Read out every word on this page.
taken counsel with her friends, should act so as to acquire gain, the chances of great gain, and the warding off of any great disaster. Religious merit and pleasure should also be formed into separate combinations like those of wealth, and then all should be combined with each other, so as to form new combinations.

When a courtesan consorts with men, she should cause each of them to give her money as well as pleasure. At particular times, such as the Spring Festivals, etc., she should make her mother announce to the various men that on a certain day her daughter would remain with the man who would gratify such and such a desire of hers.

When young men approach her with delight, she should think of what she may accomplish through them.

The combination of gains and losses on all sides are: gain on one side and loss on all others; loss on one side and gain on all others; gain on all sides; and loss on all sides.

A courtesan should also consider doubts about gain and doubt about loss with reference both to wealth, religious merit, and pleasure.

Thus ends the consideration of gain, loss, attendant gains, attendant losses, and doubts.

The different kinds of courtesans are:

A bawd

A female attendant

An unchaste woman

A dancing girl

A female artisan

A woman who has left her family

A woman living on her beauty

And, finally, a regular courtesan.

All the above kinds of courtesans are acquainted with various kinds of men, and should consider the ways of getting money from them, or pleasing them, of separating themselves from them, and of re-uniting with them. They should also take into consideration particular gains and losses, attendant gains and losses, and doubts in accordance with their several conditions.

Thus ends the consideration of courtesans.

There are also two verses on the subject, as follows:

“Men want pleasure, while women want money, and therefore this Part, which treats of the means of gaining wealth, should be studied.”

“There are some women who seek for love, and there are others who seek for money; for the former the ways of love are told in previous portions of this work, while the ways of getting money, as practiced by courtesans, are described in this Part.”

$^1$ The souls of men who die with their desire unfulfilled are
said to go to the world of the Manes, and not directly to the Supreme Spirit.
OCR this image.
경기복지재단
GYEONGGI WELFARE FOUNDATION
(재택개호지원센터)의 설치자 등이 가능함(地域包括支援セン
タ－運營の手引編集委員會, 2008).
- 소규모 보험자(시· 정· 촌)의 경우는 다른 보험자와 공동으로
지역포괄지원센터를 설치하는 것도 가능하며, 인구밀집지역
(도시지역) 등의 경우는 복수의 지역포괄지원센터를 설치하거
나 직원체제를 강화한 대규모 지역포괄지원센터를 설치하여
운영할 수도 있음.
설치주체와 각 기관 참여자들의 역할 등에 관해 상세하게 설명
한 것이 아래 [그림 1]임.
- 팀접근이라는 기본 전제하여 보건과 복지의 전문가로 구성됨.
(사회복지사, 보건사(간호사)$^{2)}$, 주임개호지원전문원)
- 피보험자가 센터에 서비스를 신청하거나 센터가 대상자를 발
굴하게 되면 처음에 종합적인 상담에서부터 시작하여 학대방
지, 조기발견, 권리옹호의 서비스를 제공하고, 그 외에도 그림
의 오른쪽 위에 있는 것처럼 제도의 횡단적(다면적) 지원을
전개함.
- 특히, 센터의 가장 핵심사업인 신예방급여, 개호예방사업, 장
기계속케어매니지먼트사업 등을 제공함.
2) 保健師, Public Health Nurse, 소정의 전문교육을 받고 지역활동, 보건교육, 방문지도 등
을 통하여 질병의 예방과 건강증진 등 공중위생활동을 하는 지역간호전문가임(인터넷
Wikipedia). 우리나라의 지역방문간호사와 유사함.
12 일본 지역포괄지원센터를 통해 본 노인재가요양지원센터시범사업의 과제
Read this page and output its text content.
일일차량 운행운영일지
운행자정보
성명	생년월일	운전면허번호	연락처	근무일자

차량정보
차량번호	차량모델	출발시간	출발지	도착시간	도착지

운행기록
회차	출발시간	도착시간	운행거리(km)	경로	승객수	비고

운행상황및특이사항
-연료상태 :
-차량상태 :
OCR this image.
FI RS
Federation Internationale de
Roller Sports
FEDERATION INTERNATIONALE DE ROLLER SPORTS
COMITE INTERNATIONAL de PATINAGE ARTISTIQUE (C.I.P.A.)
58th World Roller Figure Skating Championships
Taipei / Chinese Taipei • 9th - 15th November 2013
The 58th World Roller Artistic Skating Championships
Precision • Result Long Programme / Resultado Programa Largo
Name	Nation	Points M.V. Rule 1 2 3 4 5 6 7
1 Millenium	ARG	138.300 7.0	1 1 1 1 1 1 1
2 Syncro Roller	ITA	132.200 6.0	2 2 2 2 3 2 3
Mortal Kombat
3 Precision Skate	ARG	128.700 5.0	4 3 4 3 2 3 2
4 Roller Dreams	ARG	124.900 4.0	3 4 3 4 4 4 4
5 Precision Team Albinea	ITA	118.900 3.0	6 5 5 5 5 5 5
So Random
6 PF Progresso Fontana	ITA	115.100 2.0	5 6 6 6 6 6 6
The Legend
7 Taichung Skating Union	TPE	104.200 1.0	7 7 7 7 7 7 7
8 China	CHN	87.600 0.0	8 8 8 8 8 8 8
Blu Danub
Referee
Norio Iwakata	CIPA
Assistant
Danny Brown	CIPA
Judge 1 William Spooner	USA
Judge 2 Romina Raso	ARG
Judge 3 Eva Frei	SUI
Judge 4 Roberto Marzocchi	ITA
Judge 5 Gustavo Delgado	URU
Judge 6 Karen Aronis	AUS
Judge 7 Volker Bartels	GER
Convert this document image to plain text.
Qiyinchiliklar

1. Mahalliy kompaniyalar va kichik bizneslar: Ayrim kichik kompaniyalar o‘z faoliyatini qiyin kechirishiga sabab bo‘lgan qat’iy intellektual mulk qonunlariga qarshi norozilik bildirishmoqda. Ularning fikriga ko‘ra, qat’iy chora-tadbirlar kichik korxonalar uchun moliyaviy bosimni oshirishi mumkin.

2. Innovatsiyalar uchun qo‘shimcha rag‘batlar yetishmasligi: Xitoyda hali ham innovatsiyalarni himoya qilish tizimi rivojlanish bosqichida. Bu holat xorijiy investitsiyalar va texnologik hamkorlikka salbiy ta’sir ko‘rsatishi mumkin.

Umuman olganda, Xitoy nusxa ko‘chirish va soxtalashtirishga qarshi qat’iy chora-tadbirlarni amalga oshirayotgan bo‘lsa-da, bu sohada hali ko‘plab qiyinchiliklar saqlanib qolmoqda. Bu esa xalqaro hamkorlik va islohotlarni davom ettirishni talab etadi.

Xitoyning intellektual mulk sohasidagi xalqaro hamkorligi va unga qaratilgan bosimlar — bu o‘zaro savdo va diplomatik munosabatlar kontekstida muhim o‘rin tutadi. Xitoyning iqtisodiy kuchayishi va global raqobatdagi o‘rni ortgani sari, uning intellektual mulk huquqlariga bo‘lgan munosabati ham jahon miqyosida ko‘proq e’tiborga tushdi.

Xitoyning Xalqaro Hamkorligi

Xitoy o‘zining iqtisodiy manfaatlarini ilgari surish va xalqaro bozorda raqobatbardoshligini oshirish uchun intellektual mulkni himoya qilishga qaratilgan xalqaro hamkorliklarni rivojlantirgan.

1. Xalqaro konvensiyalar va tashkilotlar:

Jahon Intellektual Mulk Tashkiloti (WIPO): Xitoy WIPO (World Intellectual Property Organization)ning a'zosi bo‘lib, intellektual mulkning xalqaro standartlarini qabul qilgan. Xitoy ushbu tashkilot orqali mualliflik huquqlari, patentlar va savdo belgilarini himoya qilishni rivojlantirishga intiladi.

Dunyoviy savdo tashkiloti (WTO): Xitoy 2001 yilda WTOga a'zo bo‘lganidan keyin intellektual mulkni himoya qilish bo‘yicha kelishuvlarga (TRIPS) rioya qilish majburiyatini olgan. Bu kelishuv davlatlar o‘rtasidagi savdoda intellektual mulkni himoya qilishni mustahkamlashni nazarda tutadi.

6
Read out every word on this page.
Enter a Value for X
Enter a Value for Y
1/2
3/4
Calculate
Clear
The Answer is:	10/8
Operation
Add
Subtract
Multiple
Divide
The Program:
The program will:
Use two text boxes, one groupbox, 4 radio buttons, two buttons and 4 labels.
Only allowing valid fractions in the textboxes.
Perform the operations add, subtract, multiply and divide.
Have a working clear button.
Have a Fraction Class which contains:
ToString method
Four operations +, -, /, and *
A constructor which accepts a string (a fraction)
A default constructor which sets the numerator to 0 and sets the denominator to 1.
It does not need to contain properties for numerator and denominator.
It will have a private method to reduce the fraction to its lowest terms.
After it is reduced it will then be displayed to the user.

····················

Goal:
Check each line above for the string "Precision", then copy the ones that have it.

Result of this exercise:
Precision • Result Long Programme / Resultado Programa Largo
3 Precision Skate	ARG	128.700 5.0	4 3 4 3 2 3 2
5 Precision Team Albinea	ITA	118.900 3.0	6 5 5 5 5 5 5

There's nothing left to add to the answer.